## [Given data]
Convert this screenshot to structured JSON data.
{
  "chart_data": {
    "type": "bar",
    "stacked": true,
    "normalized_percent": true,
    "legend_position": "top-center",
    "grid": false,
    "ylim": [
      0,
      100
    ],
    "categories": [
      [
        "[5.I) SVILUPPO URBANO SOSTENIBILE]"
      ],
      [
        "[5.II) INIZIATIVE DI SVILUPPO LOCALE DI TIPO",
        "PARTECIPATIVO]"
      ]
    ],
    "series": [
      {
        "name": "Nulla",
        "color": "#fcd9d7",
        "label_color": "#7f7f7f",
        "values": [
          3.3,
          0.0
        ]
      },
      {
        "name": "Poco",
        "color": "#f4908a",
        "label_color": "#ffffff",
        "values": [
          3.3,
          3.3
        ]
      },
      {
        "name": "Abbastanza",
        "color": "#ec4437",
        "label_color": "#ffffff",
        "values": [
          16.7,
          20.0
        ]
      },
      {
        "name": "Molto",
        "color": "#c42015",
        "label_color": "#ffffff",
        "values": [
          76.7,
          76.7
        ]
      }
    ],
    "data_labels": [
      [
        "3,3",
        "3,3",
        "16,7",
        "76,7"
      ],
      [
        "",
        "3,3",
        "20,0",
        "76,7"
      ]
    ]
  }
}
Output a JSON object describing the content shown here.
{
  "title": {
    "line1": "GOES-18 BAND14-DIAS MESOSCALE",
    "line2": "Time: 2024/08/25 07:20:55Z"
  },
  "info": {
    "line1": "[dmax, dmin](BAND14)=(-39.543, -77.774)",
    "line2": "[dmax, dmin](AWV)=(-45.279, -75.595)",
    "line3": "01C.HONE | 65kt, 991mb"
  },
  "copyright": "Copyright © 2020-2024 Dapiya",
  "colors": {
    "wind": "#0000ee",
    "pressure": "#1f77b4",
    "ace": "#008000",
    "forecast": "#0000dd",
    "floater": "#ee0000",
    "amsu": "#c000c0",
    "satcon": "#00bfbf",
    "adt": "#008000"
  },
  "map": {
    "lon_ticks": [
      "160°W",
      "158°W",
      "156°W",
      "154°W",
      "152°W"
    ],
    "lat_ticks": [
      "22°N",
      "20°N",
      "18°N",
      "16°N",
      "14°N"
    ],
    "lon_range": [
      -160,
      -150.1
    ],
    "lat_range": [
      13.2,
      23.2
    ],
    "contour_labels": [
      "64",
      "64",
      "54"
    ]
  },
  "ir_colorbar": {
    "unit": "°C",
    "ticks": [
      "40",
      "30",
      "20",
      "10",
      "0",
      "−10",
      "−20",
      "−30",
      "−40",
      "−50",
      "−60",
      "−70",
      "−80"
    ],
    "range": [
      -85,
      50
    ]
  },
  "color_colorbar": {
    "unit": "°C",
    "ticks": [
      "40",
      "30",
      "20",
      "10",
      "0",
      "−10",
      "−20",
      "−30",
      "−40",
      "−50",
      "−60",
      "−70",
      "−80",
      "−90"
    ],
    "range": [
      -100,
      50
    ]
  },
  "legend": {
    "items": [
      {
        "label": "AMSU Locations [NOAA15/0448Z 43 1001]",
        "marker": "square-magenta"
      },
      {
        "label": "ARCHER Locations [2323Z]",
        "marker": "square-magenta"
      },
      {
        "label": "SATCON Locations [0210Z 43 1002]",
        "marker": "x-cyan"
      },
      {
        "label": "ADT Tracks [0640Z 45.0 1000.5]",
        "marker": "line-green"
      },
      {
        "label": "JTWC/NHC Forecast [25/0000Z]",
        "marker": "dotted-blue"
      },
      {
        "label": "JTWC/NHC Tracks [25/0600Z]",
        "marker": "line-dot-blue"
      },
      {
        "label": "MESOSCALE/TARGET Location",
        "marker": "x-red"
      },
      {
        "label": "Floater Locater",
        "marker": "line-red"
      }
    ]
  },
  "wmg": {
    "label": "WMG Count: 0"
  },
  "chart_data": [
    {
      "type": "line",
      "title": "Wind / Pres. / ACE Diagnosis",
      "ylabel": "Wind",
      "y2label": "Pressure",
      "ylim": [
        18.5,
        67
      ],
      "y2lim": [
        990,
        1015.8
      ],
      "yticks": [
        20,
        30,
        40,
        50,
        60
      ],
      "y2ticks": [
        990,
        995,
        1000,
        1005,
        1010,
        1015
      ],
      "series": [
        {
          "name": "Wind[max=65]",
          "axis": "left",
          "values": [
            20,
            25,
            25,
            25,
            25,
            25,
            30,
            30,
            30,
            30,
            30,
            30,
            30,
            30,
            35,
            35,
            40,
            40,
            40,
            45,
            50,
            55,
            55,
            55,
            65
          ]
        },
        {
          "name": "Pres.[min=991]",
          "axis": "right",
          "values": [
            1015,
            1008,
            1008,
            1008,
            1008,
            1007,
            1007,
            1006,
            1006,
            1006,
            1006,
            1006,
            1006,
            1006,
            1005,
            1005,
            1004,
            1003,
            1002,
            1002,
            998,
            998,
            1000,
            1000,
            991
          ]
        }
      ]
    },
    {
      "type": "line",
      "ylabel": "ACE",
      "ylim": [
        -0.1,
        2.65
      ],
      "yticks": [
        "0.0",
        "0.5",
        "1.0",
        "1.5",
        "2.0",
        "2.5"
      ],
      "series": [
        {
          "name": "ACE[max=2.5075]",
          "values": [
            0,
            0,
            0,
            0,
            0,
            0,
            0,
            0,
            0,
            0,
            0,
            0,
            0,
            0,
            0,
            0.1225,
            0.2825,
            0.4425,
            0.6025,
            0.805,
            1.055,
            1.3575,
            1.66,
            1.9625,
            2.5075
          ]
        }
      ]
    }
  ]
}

## [Exercise aim]
Pick out each line in the material containing "MESOSCALE".

## [Completed exercise]
    "line1": "GOES-18 BAND14-DIAS MESOSCALE",
        "label": "MESOSCALE/TARGET Location",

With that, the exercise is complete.